THE PROBLEM
Show, in full, each line of the data that contains "Visita".
◇ ◇ ◇ ◇ ◇ ◇ ◇
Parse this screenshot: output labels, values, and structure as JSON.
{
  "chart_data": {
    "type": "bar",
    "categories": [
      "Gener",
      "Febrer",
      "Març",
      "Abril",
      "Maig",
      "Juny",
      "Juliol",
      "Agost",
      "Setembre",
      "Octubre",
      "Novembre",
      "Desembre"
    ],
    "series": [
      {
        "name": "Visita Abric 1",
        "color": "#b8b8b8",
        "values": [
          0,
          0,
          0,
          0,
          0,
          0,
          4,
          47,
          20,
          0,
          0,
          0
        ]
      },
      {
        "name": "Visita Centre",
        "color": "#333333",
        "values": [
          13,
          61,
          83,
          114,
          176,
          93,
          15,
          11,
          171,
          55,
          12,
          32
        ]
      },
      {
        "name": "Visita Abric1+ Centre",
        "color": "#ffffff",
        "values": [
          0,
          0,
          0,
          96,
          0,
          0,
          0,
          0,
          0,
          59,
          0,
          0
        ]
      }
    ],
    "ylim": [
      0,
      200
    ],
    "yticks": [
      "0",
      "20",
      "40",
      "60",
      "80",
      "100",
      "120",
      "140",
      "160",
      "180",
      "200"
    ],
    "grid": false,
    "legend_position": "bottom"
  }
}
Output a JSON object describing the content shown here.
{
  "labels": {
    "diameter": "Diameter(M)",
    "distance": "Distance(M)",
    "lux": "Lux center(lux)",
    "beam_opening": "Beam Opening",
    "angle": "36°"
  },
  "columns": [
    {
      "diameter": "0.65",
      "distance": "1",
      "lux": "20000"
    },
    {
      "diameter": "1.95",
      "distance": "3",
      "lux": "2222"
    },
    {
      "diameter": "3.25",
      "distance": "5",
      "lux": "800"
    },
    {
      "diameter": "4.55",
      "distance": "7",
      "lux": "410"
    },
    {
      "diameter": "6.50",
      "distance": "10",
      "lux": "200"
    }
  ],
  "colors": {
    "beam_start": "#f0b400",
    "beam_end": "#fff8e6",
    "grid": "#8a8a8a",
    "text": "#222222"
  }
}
◇ ◇ ◇ ◇ ◇ ◇ ◇
SOLUTION TO THIS PROBLEM
        "name": "Visita Abric 1",
        "name": "Visita Centre",
        "name": "Visita Abric1+ Centre",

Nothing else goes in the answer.